*Aim*. Your task is to copy every line of the records below that contains "content".

*Material provided*.
⟨

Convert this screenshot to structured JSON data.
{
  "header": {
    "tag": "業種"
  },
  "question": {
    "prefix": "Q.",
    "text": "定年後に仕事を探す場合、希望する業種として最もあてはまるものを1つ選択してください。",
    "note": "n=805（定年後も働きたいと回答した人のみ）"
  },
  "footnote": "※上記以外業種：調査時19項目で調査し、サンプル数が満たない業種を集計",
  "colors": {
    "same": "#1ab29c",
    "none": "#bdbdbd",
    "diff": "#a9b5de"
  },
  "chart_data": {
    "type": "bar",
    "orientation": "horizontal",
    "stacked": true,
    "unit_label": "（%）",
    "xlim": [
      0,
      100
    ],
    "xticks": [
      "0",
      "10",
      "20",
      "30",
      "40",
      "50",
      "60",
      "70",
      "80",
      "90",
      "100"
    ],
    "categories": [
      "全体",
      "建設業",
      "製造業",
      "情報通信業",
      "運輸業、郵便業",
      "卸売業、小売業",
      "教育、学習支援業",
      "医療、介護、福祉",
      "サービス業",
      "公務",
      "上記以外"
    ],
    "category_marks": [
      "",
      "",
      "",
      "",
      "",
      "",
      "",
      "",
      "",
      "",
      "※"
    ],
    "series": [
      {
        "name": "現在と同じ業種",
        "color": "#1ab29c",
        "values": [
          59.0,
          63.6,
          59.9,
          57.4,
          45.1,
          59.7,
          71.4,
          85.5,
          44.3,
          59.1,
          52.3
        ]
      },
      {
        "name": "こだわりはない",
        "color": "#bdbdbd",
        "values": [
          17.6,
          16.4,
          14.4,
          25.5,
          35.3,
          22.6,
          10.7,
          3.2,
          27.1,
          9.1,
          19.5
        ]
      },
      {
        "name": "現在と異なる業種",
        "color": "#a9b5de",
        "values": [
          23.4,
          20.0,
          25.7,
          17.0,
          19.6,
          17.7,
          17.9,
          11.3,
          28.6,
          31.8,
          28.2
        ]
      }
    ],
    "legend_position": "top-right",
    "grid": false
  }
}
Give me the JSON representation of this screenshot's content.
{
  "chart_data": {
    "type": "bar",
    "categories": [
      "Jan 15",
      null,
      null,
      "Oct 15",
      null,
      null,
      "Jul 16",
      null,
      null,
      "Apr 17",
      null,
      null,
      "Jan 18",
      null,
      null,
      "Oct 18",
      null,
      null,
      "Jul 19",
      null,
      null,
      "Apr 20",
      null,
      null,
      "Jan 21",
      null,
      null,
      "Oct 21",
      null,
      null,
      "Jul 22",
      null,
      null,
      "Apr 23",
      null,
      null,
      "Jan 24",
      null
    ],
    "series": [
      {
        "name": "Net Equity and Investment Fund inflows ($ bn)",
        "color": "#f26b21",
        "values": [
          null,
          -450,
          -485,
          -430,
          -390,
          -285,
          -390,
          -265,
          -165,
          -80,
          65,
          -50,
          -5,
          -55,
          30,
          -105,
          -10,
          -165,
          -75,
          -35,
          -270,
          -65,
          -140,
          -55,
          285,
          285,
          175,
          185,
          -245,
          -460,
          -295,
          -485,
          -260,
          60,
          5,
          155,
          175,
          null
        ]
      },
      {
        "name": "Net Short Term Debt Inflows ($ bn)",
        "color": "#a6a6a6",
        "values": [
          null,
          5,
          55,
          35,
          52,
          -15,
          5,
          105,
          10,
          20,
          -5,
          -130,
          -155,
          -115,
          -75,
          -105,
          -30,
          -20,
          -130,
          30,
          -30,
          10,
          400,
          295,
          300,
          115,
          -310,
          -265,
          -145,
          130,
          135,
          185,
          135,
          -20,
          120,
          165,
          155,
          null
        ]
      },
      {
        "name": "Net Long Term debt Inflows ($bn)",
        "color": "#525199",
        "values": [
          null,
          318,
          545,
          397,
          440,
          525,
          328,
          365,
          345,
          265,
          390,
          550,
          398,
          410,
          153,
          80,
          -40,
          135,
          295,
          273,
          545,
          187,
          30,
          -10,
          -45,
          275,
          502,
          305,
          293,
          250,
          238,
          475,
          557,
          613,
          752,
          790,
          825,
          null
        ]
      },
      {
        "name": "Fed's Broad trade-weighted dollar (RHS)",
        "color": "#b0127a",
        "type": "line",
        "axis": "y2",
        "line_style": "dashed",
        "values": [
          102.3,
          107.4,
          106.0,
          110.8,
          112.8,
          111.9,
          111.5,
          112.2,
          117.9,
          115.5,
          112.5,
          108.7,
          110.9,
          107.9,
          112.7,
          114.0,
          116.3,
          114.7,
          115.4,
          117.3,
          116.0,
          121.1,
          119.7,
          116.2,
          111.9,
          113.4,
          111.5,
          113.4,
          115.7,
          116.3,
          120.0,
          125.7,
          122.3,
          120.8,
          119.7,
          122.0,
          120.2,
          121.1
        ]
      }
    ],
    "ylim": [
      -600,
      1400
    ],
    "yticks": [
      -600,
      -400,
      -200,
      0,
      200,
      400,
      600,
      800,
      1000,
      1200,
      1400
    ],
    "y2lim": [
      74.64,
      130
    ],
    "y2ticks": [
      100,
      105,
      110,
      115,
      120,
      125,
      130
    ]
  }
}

⟩
⟨

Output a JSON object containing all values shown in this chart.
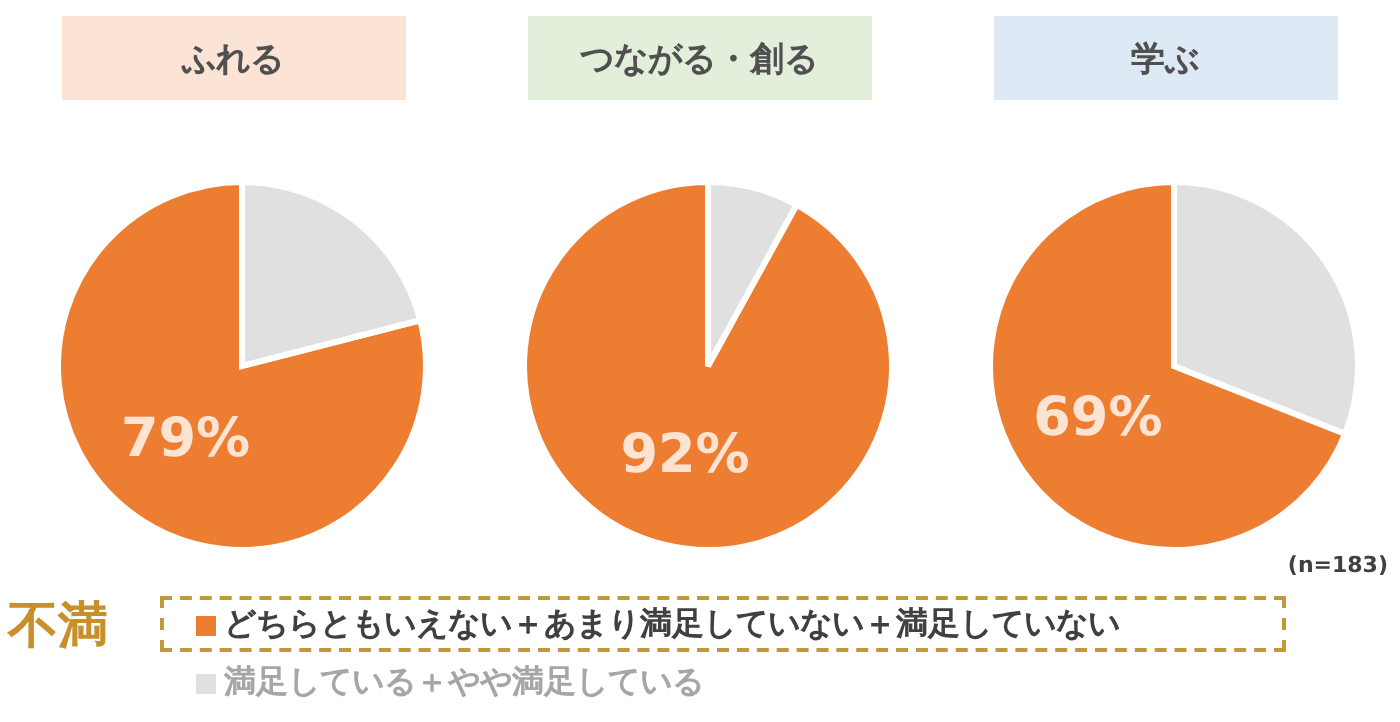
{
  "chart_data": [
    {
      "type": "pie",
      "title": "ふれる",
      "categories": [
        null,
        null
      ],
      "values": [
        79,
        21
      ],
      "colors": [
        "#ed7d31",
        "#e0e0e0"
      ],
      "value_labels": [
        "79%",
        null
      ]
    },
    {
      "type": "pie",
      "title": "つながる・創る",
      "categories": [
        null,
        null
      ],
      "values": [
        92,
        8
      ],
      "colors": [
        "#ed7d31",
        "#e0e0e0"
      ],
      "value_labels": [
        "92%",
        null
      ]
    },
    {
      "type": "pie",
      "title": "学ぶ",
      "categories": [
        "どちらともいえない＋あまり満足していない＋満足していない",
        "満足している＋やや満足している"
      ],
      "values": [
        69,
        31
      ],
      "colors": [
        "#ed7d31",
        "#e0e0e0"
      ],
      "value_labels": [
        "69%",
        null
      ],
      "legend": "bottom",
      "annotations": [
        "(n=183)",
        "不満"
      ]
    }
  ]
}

⟩
⟨

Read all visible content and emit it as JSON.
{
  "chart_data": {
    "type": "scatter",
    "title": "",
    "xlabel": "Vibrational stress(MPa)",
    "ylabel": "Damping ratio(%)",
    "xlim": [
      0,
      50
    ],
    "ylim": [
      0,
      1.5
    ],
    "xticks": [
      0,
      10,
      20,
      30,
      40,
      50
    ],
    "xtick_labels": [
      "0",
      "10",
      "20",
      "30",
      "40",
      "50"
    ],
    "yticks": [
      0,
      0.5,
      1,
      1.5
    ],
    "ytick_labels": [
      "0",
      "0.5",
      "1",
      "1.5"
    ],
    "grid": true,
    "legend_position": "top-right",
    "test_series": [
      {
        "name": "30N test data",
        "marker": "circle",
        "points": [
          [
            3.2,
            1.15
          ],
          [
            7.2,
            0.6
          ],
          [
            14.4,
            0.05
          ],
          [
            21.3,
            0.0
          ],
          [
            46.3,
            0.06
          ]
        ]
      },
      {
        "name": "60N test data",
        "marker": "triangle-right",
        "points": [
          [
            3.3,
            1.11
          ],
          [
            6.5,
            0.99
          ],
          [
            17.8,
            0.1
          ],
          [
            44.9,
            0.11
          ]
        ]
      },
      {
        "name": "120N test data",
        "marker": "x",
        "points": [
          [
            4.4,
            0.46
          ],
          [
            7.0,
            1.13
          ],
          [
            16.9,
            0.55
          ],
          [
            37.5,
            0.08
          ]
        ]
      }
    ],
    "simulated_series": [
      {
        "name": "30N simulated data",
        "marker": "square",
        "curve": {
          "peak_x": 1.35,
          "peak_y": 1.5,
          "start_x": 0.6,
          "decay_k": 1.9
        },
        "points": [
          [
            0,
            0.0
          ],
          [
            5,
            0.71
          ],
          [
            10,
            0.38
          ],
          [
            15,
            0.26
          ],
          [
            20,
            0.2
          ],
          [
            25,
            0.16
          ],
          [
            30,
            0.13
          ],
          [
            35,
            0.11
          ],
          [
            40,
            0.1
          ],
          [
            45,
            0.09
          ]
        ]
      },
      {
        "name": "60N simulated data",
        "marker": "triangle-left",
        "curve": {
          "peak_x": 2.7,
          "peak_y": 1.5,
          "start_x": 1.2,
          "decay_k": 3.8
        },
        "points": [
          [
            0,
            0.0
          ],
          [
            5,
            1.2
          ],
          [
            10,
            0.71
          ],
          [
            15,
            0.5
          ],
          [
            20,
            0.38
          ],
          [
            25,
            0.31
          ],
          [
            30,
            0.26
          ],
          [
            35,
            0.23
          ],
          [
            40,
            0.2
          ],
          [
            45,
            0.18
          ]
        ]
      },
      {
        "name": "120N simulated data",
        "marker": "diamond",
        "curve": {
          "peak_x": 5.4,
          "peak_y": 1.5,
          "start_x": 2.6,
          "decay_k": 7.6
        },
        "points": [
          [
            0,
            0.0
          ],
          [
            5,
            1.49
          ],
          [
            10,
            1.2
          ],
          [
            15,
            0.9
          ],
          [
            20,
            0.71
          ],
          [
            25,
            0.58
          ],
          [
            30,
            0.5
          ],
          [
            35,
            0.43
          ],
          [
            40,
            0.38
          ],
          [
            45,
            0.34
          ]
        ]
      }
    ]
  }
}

⟩

*The completed task*.
Give me the JSON representation of this screenshot's content.
Read all visible content and emit it as JSON.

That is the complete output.